**Text:**
++++++++++++++++++++

Chapitre d’ouvrage : On Being Carefully Useful: Body (Ing Work) in Ethnographic Collaborations. In Ethnographic Collaborations. In: Lydahl, D., Mossfeldt Nickelsen, N.C. (eds) Ethical and Methodological Dilemmas in Social Science Interventions. Springer, Cham.

Edition : Springer, Cham

Date de parution : 03/02/2024

ISBN : 978-3-031-44119-6

Les autrices : Alexandra Endaltseva, Sonja Jerak-Zuiderent

DOI : https://doi.org/10.1007/978-3-031-44119-6_19

 

 

Résumé :

This chapter reflects on what bodies do in social science interventions, especially in ethnographic research, exploring a particular modality of such doings, which we call pausing. Analysing our ethnographic research within the Russian Multiple Sclerosis Society (RuMSS), we ask what could it mean to ‘be useful’ within a patient organization? For whom or what and in which way? And how is such possible usefulness articulated with care, for specific bodies in relation to other bodies, in a particular material and symbolic context? Being particularly interested in the neglected and invisible work, we attend to the transformative process which happens when bodies touch each other (physically or affectively) in ethnographic work—what we call ‘bodying work’, taking after Manning (2013). Instantiating bodying work through our ethnographic encounters and material, we highlight and explore a distinct facet of it—pausing,i.e. moments of non-doing, suspending intentional moves to engage with something or someone. How do these moments of pausing enrich and/or undermine ‘engagement’ between the researchers and the interlocutors, when ‘being useful’ is at stake? This chapter thereby hopes to contribute to the ongoing work on the ethical and methodological dilemmas in social science interventions by not taking for granted, first, the work that bodies do to engage (or not) with something or someone and, second, the resources it takes to maintain such engaged (research) practices. For research to become ‘engaged research’, we suggest to approach ‘being useful’ as a motile process of becoming and unbecoming, necessarily leading to transformations of all involved, which requires both care and pausing.

++++++++++++++++++++

**Tasks:**
[a] Repeat the part of the chapter page between "Chapitre d’ouvrage : On" and "Interventions. Springer, Cham.", inclusive.
[b] In the chapter page, what do the authors call moments of non-doing, when intentional moves to engage with something or someone are suspended?
The records have no connection to the chapter page.

**Stored data entries:**
++++++++++++++++++++

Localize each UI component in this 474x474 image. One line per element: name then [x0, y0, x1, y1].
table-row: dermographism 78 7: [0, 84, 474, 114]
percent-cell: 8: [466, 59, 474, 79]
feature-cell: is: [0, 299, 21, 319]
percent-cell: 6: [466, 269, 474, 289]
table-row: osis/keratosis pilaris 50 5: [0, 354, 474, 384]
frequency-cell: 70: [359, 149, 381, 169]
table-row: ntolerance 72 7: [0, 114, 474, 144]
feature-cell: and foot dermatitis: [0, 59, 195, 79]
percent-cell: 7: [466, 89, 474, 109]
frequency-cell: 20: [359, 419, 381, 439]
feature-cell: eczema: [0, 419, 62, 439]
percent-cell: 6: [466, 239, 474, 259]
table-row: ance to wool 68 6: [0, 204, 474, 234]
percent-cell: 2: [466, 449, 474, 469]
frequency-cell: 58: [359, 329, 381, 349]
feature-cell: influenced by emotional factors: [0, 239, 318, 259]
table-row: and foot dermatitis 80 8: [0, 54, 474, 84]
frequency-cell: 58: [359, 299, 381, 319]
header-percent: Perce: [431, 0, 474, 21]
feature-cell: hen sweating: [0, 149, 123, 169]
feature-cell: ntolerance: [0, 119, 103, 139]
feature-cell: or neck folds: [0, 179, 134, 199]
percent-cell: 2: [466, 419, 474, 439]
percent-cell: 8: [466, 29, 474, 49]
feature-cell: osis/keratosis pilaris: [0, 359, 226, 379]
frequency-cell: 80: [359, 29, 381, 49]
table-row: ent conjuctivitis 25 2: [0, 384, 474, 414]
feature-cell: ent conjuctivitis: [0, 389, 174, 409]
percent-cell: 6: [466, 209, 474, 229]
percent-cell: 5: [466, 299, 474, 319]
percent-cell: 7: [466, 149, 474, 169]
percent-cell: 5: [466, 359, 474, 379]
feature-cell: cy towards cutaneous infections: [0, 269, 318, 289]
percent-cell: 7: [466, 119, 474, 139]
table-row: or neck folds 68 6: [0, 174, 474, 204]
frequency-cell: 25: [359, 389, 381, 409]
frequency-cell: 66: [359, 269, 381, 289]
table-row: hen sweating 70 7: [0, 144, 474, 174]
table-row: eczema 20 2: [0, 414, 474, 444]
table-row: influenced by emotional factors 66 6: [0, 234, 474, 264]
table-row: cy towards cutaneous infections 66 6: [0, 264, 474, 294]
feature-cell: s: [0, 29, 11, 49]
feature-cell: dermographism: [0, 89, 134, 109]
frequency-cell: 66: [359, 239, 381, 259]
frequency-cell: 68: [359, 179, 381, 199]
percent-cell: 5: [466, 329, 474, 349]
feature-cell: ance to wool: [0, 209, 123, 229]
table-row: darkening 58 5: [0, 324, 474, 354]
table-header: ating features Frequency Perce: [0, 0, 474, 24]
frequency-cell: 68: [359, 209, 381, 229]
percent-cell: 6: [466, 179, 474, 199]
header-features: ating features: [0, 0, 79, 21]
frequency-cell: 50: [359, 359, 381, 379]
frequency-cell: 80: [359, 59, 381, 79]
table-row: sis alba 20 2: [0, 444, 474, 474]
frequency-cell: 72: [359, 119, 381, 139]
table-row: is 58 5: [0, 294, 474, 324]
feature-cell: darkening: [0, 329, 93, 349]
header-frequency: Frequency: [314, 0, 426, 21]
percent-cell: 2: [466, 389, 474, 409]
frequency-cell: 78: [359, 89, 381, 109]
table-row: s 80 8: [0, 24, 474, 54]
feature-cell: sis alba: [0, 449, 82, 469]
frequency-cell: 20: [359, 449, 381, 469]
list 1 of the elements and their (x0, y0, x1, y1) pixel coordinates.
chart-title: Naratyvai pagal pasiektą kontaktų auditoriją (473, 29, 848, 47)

++++++++++++++++++++

**Written answers:**
[a]
Chapitre d’ouvrage : On Being Carefully Useful: Body (Ing Work) in Ethnographic Collaborations. In Ethnographic Collaborations. In: Lydahl, D., Mossfeldt Nickelsen, N.C. (eds) Ethical and Methodological Dilemmas in Social Science Interventions. Springer, Cham.

[b] Pausing.